WHAT TO PRODUCE
Output all the data exactly. Pictures do not belong in the copy.

RECORD SET
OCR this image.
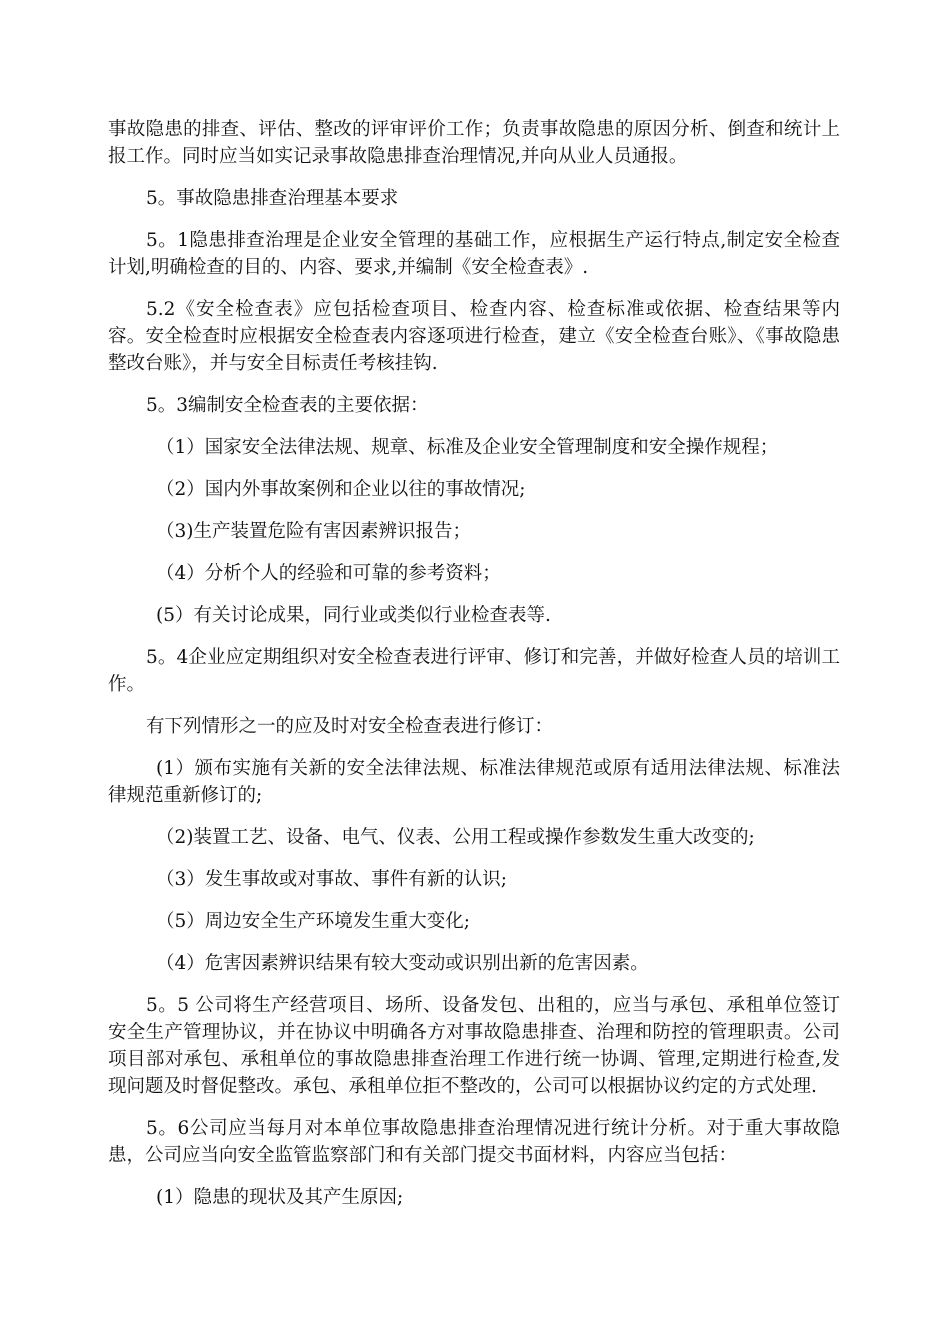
事故隐患的排查、评估、整改的评审评价工作；负责事故隐患的原因分析、倒查和统计上报工作。同时应当如实记录事故隐患排查治理情况,并向从业人员通报。

5。事故隐患排查治理基本要求

5。1隐患排查治理是企业安全管理的基础工作，应根据生产运行特点,制定安全检查计划,明确检查的目的、内容、要求,并编制《安全检查表》.

5.2《安全检查表》应包括检查项目、检查内容、检查标准或依据、检查结果等内容。安全检查时应根据安全检查表内容逐项进行检查，建立《安全检查台账》、《事故隐患整改台账》，并与安全目标责任考核挂钩.

5。3编制安全检查表的主要依据：

（1）国家安全法律法规、规章、标准及企业安全管理制度和安全操作规程；

（2）国内外事故案例和企业以往的事故情况;

（3)生产装置危险有害因素辨识报告；

（4）分析个人的经验和可靠的参考资料；

(5）有关讨论成果，同行业或类似行业检查表等.

5。4企业应定期组织对安全检查表进行评审、修订和完善，并做好检查人员的培训工作。

有下列情形之一的应及时对安全检查表进行修订：

(1）颁布实施有关新的安全法律法规、标准法律规范或原有适用法律法规、标准法律规范重新修订的;

（2)装置工艺、设备、电气、仪表、公用工程或操作参数发生重大改变的;

（3）发生事故或对事故、事件有新的认识;

（5）周边安全生产环境发生重大变化;

（4）危害因素辨识结果有较大变动或识别出新的危害因素。

5。5 公司将生产经营项目、场所、设备发包、出租的，应当与承包、承租单位签订安全生产管理协议，并在协议中明确各方对事故隐患排查、治理和防控的管理职责。公司项目部对承包、承租单位的事故隐患排查治理工作进行统一协调、管理,定期进行检查,发现问题及时督促整改。承包、承租单位拒不整改的，公司可以根据协议约定的方式处理.

5。6公司应当每月对本单位事故隐患排查治理情况进行统计分析。对于重大事故隐患，公司应当向安全监管监察部门和有关部门提交书面材料，内容应当包括：

(1）隐患的现状及其产生原因;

SOLUTION TO THIS TASK
OCR this image.
事故隐患的排查、评估、整改的评审评价工作；负责事故隐患的原因分析、倒查和统计上报工作。同时应当如实记录事故隐患排查治理情况,并向从业人员通报。

5。事故隐患排查治理基本要求

5。1隐患排查治理是企业安全管理的基础工作，应根据生产运行特点,制定安全检查计划,明确检查的目的、内容、要求,并编制《安全检查表》.

5.2《安全检查表》应包括检查项目、检查内容、检查标准或依据、检查结果等内容。安全检查时应根据安全检查表内容逐项进行检查，建立《安全检查台账》、《事故隐患整改台账》，并与安全目标责任考核挂钩.

5。3编制安全检查表的主要依据：

（1）国家安全法律法规、规章、标准及企业安全管理制度和安全操作规程；

（2）国内外事故案例和企业以往的事故情况;

（3)生产装置危险有害因素辨识报告；

（4）分析个人的经验和可靠的参考资料；

(5）有关讨论成果，同行业或类似行业检查表等.

5。4企业应定期组织对安全检查表进行评审、修订和完善，并做好检查人员的培训工作。

有下列情形之一的应及时对安全检查表进行修订：

(1）颁布实施有关新的安全法律法规、标准法律规范或原有适用法律法规、标准法律规范重新修订的;

（2)装置工艺、设备、电气、仪表、公用工程或操作参数发生重大改变的;

（3）发生事故或对事故、事件有新的认识;

（5）周边安全生产环境发生重大变化;

（4）危害因素辨识结果有较大变动或识别出新的危害因素。

5。5 公司将生产经营项目、场所、设备发包、出租的，应当与承包、承租单位签订安全生产管理协议，并在协议中明确各方对事故隐患排查、治理和防控的管理职责。公司项目部对承包、承租单位的事故隐患排查治理工作进行统一协调、管理,定期进行检查,发现问题及时督促整改。承包、承租单位拒不整改的，公司可以根据协议约定的方式处理.

5。6公司应当每月对本单位事故隐患排查治理情况进行统计分析。对于重大事故隐患，公司应当向安全监管监察部门和有关部门提交书面材料，内容应当包括：

(1）隐患的现状及其产生原因;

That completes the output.